Quote the records below in full, exactly as given, with the images taken out.

==== Source data ====

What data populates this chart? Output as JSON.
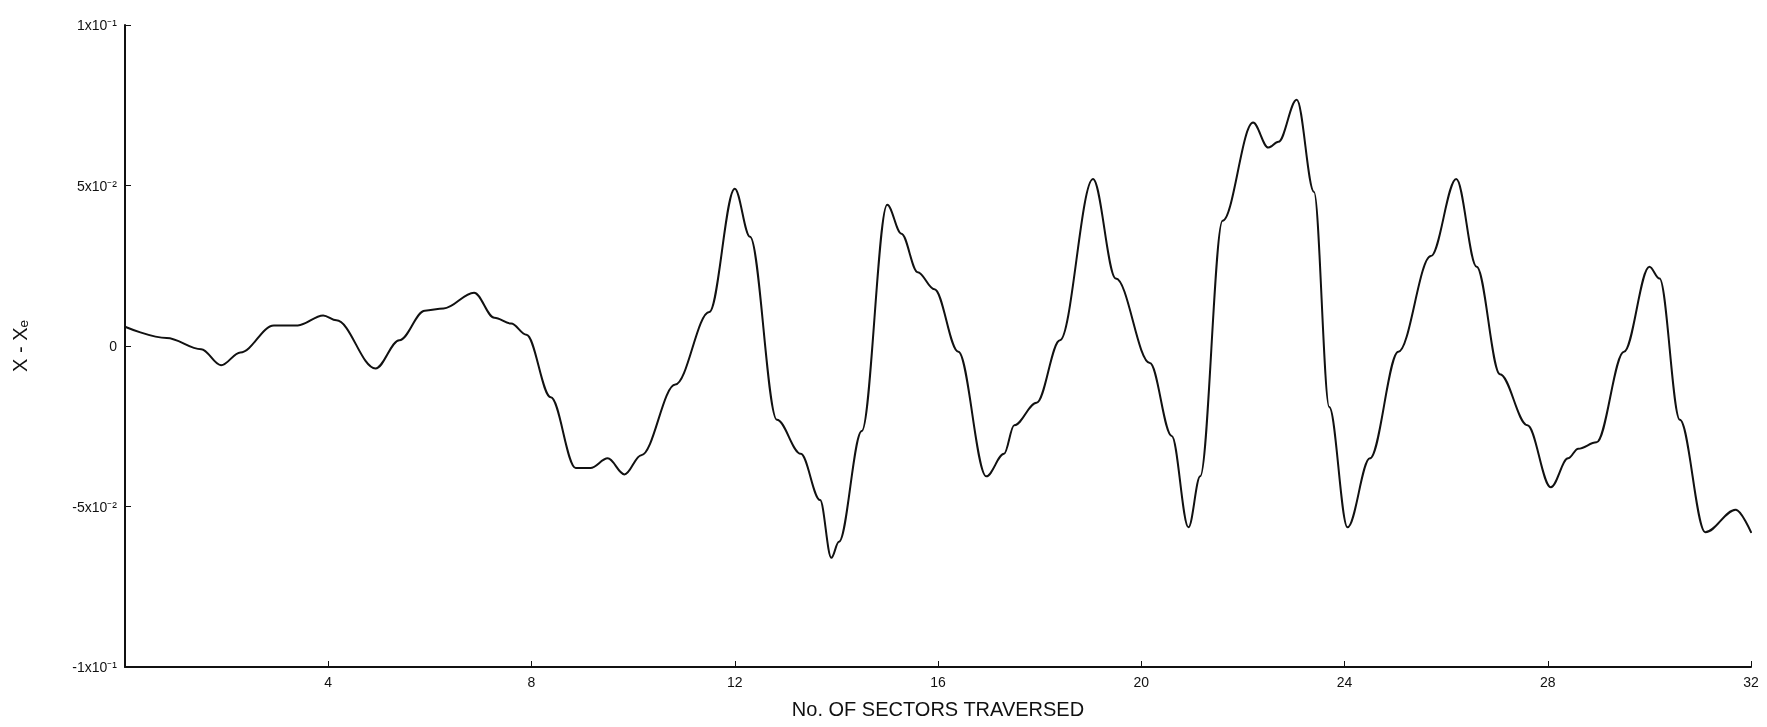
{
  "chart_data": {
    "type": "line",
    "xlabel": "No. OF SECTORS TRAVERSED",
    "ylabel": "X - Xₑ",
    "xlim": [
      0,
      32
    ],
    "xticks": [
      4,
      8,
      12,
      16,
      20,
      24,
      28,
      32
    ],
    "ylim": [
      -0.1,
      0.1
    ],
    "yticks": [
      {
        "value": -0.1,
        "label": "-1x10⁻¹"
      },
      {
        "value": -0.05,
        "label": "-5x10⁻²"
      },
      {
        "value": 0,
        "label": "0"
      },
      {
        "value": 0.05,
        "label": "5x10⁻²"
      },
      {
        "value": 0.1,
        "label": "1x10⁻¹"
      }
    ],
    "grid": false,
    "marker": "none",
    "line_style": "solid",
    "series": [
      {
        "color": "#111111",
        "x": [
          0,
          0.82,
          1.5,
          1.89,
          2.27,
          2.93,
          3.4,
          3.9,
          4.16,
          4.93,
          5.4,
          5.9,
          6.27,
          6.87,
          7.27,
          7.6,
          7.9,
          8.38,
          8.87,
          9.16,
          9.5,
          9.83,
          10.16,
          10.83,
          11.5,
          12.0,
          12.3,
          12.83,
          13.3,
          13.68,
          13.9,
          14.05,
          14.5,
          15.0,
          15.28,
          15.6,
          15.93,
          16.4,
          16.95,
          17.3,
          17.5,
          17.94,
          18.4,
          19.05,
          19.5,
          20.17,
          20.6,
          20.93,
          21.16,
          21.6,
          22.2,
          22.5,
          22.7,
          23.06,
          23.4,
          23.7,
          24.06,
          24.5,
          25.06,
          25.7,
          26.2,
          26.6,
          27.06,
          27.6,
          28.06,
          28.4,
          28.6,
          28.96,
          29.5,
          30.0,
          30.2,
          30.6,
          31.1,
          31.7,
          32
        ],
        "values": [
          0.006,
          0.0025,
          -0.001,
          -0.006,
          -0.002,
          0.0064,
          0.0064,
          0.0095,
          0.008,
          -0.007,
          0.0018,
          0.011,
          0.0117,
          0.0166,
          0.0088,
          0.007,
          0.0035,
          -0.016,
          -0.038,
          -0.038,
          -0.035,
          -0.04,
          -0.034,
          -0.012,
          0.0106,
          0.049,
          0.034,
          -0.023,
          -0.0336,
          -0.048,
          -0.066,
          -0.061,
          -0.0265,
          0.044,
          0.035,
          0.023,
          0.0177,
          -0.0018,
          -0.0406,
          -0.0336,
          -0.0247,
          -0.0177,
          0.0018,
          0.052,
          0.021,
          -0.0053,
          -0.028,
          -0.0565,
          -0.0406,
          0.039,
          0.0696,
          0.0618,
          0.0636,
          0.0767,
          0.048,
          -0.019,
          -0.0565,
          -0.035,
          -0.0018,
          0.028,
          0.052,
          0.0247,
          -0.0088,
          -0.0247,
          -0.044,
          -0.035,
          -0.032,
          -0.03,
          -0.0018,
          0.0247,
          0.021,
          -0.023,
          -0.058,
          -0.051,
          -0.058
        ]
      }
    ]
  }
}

====

#### Written solution:
What data populates this chart? Output as JSON.
{
  "chart_data": {
    "type": "line",
    "xlabel": "No. OF SECTORS TRAVERSED",
    "ylabel": "X - Xₑ",
    "xlim": [
      0,
      32
    ],
    "xticks": [
      4,
      8,
      12,
      16,
      20,
      24,
      28,
      32
    ],
    "ylim": [
      -0.1,
      0.1
    ],
    "yticks": [
      {
        "value": -0.1,
        "label": "-1x10⁻¹"
      },
      {
        "value": -0.05,
        "label": "-5x10⁻²"
      },
      {
        "value": 0,
        "label": "0"
      },
      {
        "value": 0.05,
        "label": "5x10⁻²"
      },
      {
        "value": 0.1,
        "label": "1x10⁻¹"
      }
    ],
    "grid": false,
    "marker": "none",
    "line_style": "solid",
    "series": [
      {
        "color": "#111111",
        "x": [
          0,
          0.82,
          1.5,
          1.89,
          2.27,
          2.93,
          3.4,
          3.9,
          4.16,
          4.93,
          5.4,
          5.9,
          6.27,
          6.87,
          7.27,
          7.6,
          7.9,
          8.38,
          8.87,
          9.16,
          9.5,
          9.83,
          10.16,
          10.83,
          11.5,
          12.0,
          12.3,
          12.83,
          13.3,
          13.68,
          13.9,
          14.05,
          14.5,
          15.0,
          15.28,
          15.6,
          15.93,
          16.4,
          16.95,
          17.3,
          17.5,
          17.94,
          18.4,
          19.05,
          19.5,
          20.17,
          20.6,
          20.93,
          21.16,
          21.6,
          22.2,
          22.5,
          22.7,
          23.06,
          23.4,
          23.7,
          24.06,
          24.5,
          25.06,
          25.7,
          26.2,
          26.6,
          27.06,
          27.6,
          28.06,
          28.4,
          28.6,
          28.96,
          29.5,
          30.0,
          30.2,
          30.6,
          31.1,
          31.7,
          32
        ],
        "values": [
          0.006,
          0.0025,
          -0.001,
          -0.006,
          -0.002,
          0.0064,
          0.0064,
          0.0095,
          0.008,
          -0.007,
          0.0018,
          0.011,
          0.0117,
          0.0166,
          0.0088,
          0.007,
          0.0035,
          -0.016,
          -0.038,
          -0.038,
          -0.035,
          -0.04,
          -0.034,
          -0.012,
          0.0106,
          0.049,
          0.034,
          -0.023,
          -0.0336,
          -0.048,
          -0.066,
          -0.061,
          -0.0265,
          0.044,
          0.035,
          0.023,
          0.0177,
          -0.0018,
          -0.0406,
          -0.0336,
          -0.0247,
          -0.0177,
          0.0018,
          0.052,
          0.021,
          -0.0053,
          -0.028,
          -0.0565,
          -0.0406,
          0.039,
          0.0696,
          0.0618,
          0.0636,
          0.0767,
          0.048,
          -0.019,
          -0.0565,
          -0.035,
          -0.0018,
          0.028,
          0.052,
          0.0247,
          -0.0088,
          -0.0247,
          -0.044,
          -0.035,
          -0.032,
          -0.03,
          -0.0018,
          0.0247,
          0.021,
          -0.023,
          -0.058,
          -0.051,
          -0.058
        ]
      }
    ]
  }
}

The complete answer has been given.